◆ Extrait du document ◆
━━━━━━━━

Si tu as bien démarré sur le dd externe, est ce que le dd interne (dd qui a un problème) monte sur le bureau ?
Si oui, peux tu copier des données de ce dd interne vers le dd externe (en y allant petit à petit) ?


----------



## iphoneisamac (13 Mars 2013)

Oui il me propose la restauration ! Il me dit même que je suis obligé : impossible de réparer Macintosh HD sauvegarder autant de données que possible et restaurer !
Non j'ai fais ce que j'ai trouvé sur internet : démarrer en faisant cmd R pour accéder a la partition recovery et ainsi ouvrir utilitaire de disque. En gros je suis bloqué sur utilitaire de disque (je n'ai pas accès a mon bureau, juste a cette page) 
Et avant de faire une connerie et de perdre toute mes données je veux juste vérifier que si je clic sur "restaurer" en indiquant source et destinataire est ce que ça va bien tout transférer ?

━━━━━━━━

◆ Enregistrements sources ◆
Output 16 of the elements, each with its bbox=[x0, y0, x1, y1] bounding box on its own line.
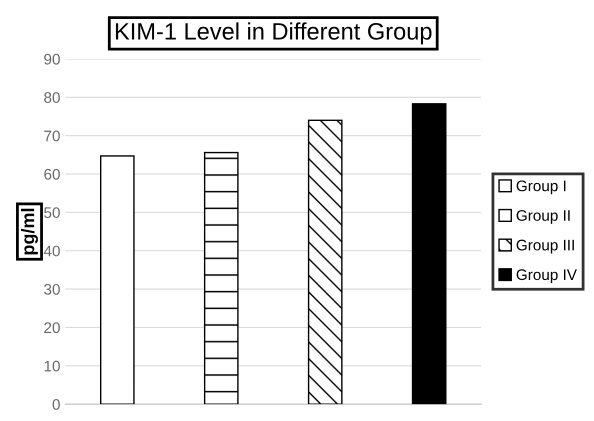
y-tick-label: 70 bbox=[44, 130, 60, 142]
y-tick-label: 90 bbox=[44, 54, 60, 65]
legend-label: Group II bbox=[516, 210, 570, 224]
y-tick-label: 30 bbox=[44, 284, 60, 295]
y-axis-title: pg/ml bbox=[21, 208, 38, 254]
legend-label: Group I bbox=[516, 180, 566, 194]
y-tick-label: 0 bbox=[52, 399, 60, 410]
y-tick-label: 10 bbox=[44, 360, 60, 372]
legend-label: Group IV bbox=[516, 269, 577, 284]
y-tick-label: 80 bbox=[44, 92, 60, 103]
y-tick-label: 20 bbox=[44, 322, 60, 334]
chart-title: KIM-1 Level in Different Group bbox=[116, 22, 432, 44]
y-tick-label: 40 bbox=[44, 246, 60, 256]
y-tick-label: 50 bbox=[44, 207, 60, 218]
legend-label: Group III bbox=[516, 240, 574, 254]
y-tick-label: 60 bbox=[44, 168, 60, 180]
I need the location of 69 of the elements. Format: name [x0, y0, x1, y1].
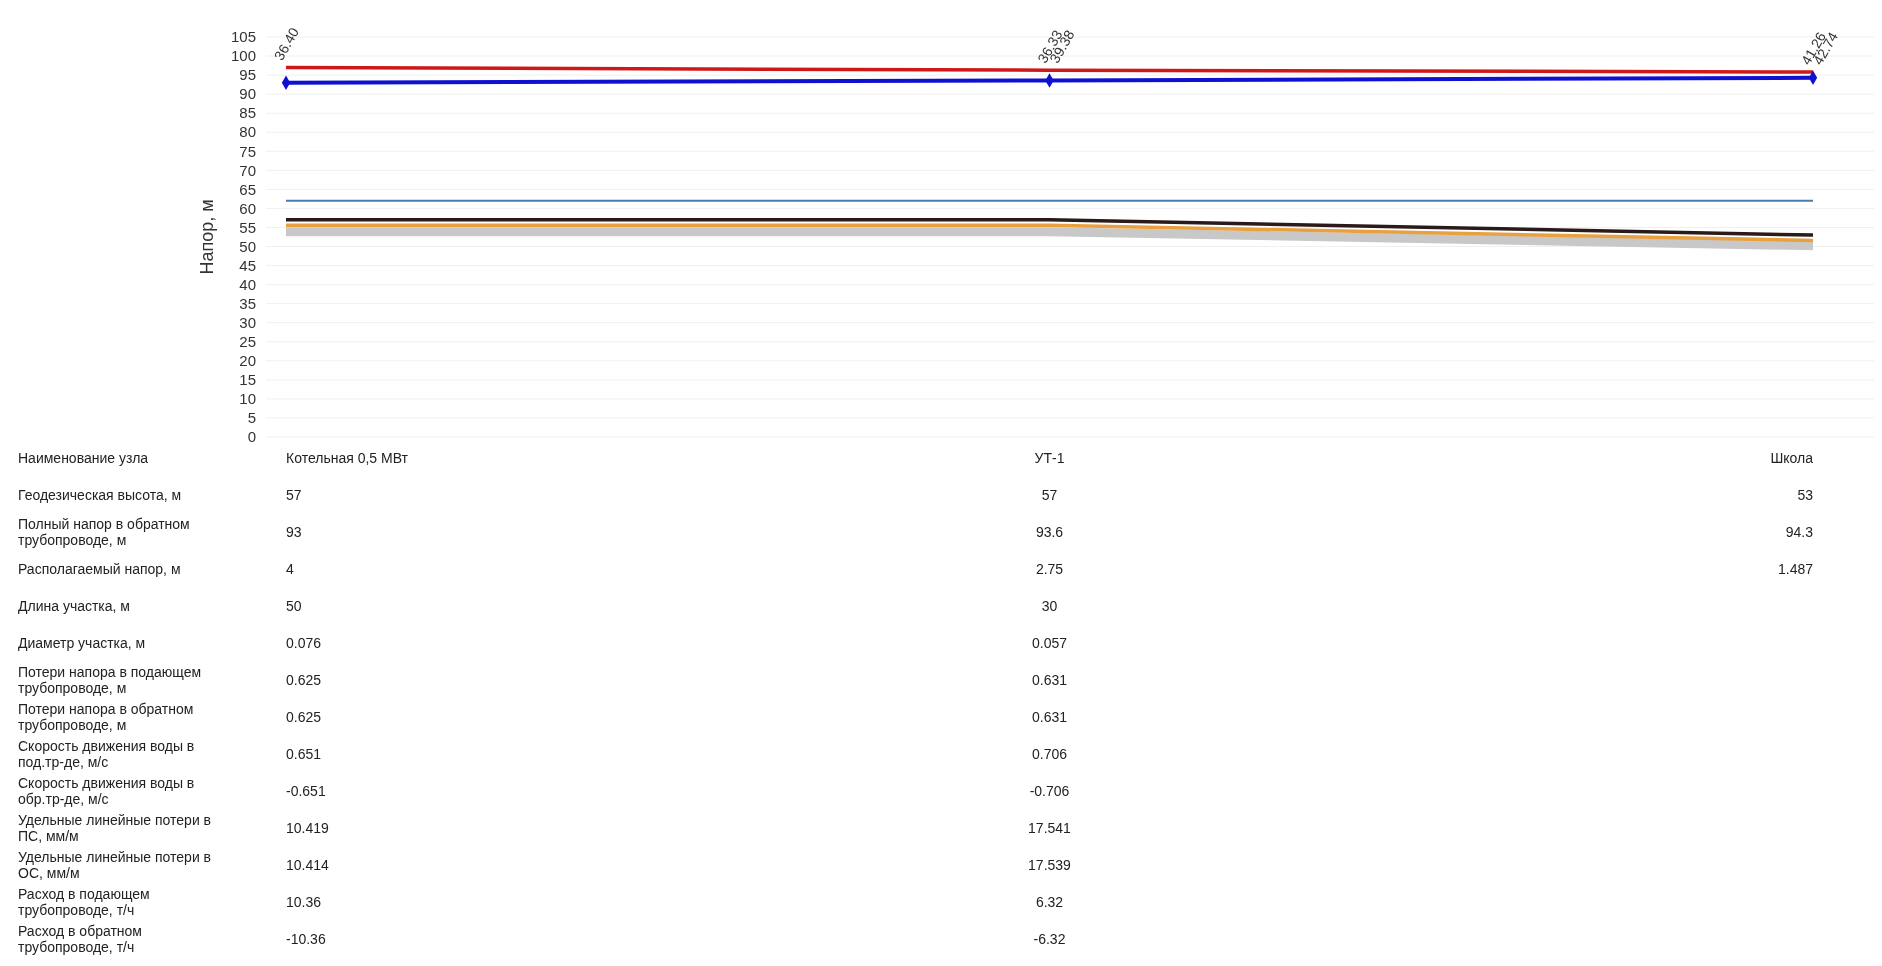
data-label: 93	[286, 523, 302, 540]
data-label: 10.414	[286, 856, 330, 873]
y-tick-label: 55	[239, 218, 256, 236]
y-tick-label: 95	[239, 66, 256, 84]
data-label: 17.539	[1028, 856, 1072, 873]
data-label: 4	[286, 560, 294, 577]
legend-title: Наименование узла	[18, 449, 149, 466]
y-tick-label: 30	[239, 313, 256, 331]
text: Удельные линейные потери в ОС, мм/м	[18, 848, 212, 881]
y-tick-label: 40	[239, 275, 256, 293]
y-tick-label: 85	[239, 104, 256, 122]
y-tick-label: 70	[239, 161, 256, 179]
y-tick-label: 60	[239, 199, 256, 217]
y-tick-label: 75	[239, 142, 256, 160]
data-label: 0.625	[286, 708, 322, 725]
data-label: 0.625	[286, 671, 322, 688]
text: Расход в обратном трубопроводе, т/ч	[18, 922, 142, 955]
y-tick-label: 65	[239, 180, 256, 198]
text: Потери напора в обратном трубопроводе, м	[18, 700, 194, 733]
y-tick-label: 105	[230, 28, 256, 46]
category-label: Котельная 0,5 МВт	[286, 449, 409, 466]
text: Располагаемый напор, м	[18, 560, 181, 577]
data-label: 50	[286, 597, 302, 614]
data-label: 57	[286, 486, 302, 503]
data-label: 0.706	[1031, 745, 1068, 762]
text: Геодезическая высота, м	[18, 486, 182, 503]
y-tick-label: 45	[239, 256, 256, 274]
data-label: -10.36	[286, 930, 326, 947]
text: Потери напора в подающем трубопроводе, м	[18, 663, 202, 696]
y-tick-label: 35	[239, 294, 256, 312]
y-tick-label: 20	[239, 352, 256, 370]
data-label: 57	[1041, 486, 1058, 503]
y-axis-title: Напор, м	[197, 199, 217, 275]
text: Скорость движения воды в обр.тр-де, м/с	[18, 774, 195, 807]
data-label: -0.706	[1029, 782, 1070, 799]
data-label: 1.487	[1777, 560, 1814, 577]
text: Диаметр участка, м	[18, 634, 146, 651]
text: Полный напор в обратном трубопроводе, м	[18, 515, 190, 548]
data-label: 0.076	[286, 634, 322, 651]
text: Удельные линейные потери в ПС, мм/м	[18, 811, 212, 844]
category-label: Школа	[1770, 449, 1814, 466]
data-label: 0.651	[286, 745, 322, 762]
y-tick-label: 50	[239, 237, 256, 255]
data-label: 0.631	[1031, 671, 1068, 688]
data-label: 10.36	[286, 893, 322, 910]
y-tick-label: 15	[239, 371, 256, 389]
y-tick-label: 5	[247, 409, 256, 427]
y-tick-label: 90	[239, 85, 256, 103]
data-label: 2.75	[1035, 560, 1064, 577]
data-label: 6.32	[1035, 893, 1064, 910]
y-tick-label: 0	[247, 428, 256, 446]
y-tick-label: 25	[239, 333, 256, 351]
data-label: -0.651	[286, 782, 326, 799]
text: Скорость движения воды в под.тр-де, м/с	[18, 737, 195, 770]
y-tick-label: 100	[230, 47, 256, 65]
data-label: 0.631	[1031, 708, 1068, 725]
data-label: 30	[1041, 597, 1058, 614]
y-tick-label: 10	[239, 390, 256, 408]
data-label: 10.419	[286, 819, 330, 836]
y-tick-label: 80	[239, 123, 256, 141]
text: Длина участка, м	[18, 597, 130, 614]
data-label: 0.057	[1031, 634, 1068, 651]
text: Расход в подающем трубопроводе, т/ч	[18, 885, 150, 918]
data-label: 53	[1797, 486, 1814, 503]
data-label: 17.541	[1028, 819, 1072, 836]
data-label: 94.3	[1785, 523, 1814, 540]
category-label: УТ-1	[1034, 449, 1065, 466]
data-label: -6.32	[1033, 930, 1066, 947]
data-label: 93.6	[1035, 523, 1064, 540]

━━━━━━━━

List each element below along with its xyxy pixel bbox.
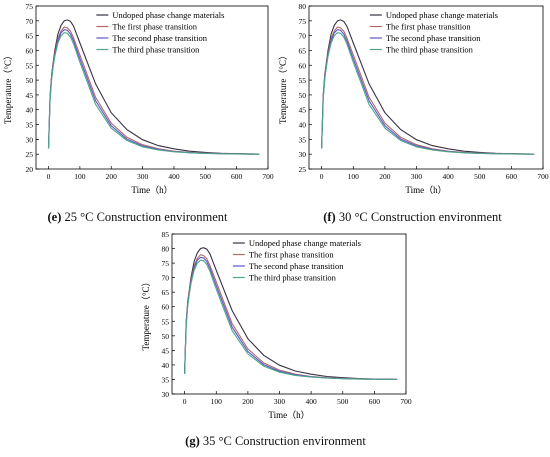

━━━━━━━━

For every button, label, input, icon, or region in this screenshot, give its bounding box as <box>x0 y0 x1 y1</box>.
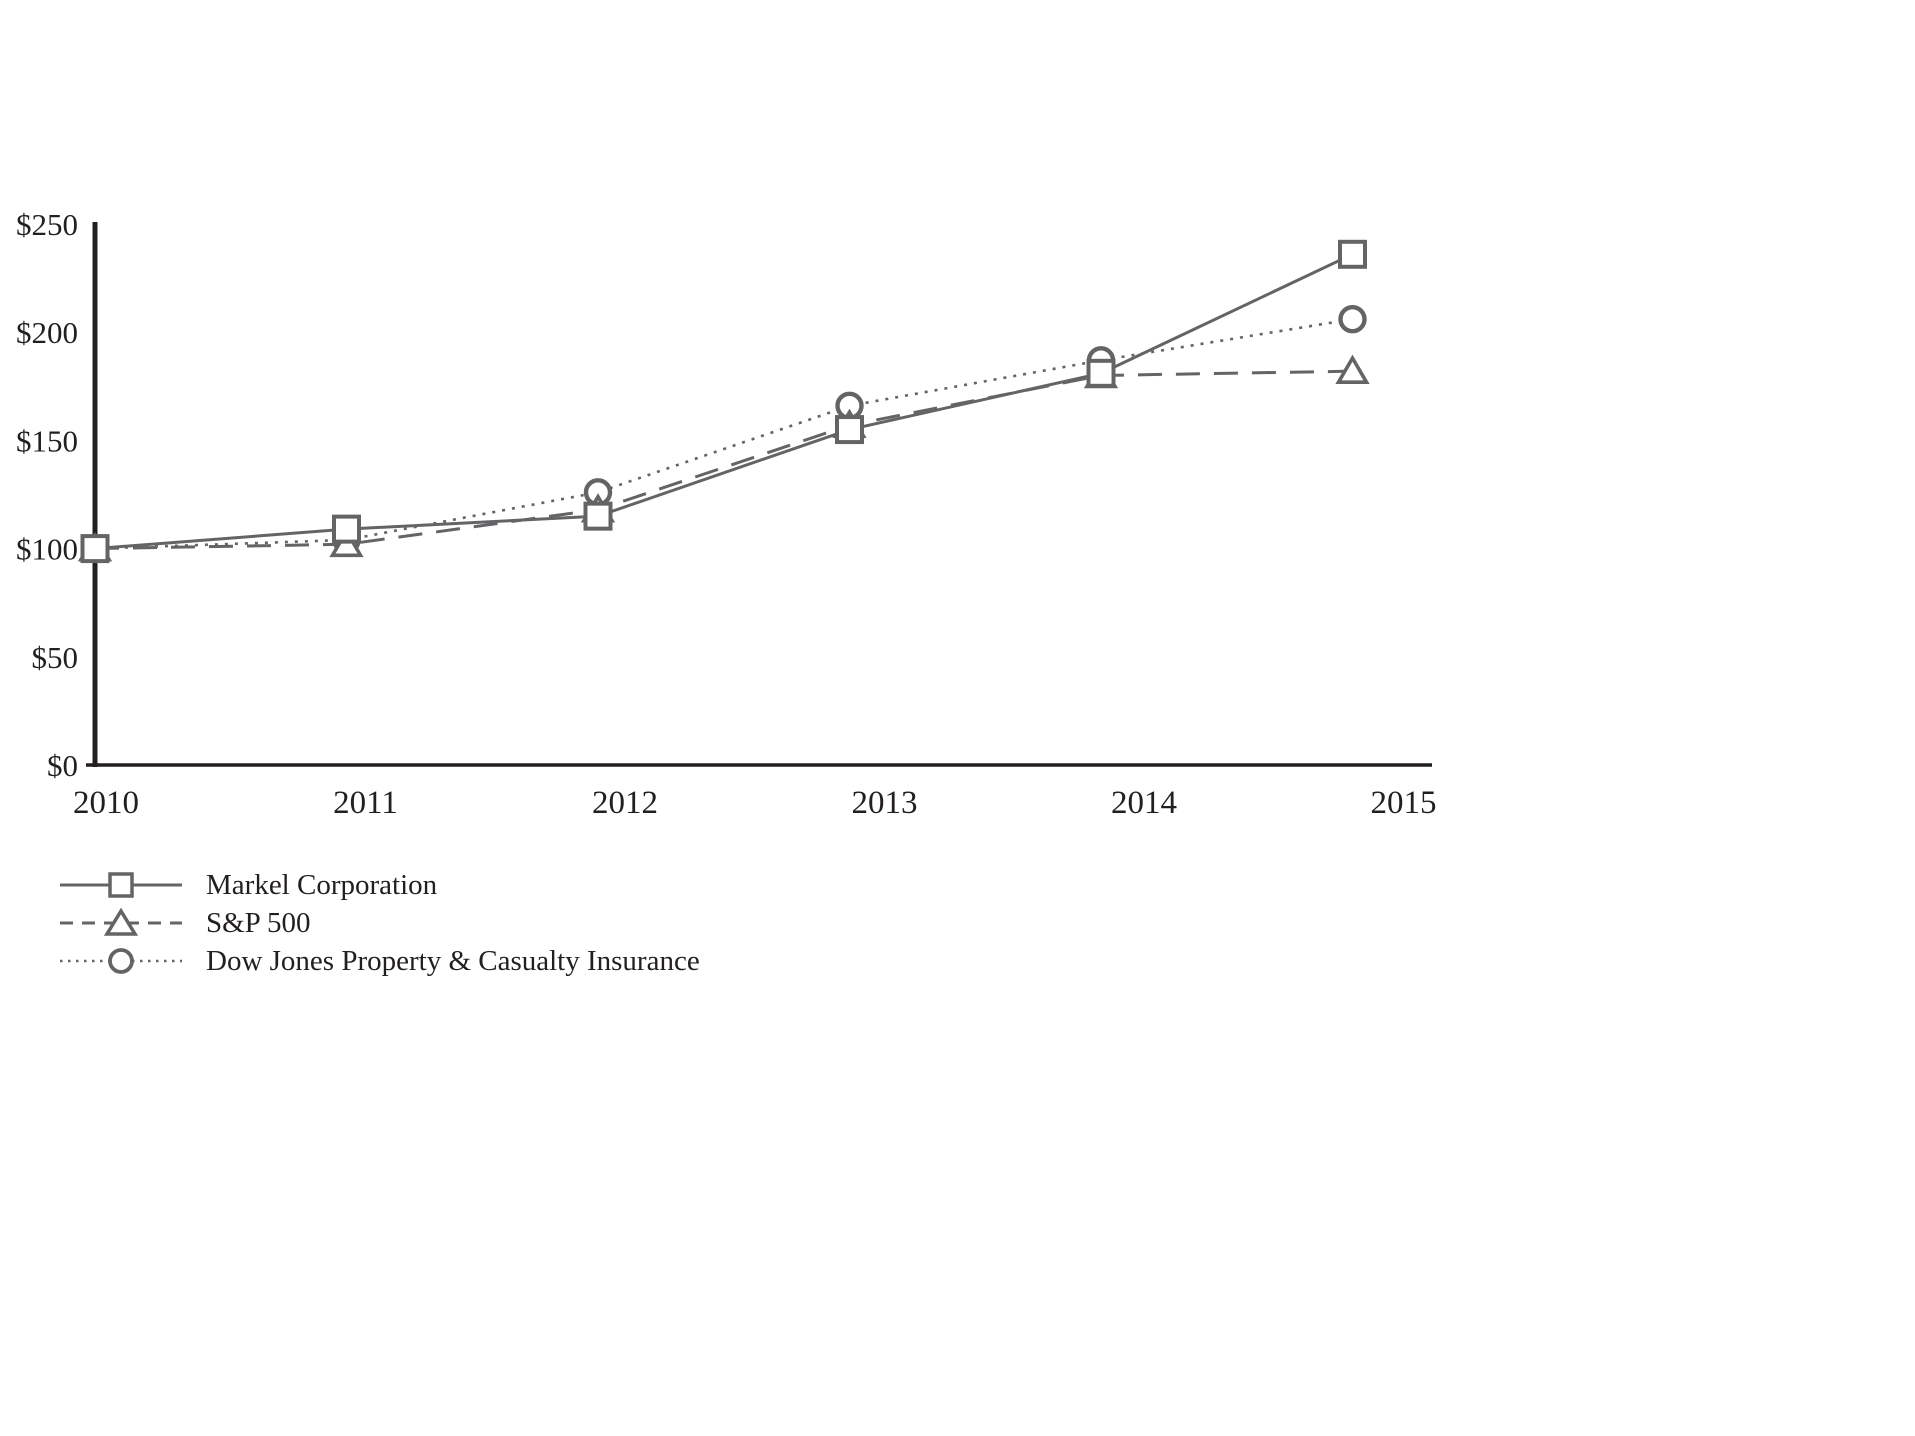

━━━━━━━━

◆ Consigne 1 ◆
Répondez aux questions suivantes d'après l'extrait.
(a) Quelle date accompagne le message d'iphoneisamac ?
(b) Quel disque l'utilitaire déclare-t-il impossible à réparer ?
(c) Quelle combinaison de touches a permis d'accéder à la partition recovery ?
◆ Consigne 2 ◆
Recopiez, dans les enregistrements, tout ce qui va de la ligne contenant "Output 16 of" jusqu'à la ligne contenant "y-tick-label: 60 bbox=[44, 168, 60, 180]", en remplaçant "legend-label" par "series-label" sans rien modifier d'autre. Laissez l'image de côté.
L'extrait et les enregistrements sont sans rapport l'un avec l'autre.

◆ Corrigé 1 ◆
(a) Le 13 mars 2013.
(b) Macintosh HD.
(c) cmd R.

◆ Corrigé 2 ◆
Output 16 of the elements, each with its bbox=[x0, y0, x1, y1] bounding box on its own line.
y-tick-label: 70 bbox=[44, 130, 60, 142]
y-tick-label: 90 bbox=[44, 54, 60, 65]
series-label: Group II bbox=[516, 210, 570, 224]
y-tick-label: 30 bbox=[44, 284, 60, 295]
y-axis-title: pg/ml bbox=[21, 208, 38, 254]
series-label: Group I bbox=[516, 180, 566, 194]
y-tick-label: 0 bbox=[52, 399, 60, 410]
y-tick-label: 10 bbox=[44, 360, 60, 372]
series-label: Group IV bbox=[516, 269, 577, 284]
y-tick-label: 80 bbox=[44, 92, 60, 103]
y-tick-label: 20 bbox=[44, 322, 60, 334]
chart-title: KIM-1 Level in Different Group bbox=[116, 22, 432, 44]
y-tick-label: 40 bbox=[44, 246, 60, 256]
y-tick-label: 50 bbox=[44, 207, 60, 218]
series-label: Group III bbox=[516, 240, 574, 254]
y-tick-label: 60 bbox=[44, 168, 60, 180]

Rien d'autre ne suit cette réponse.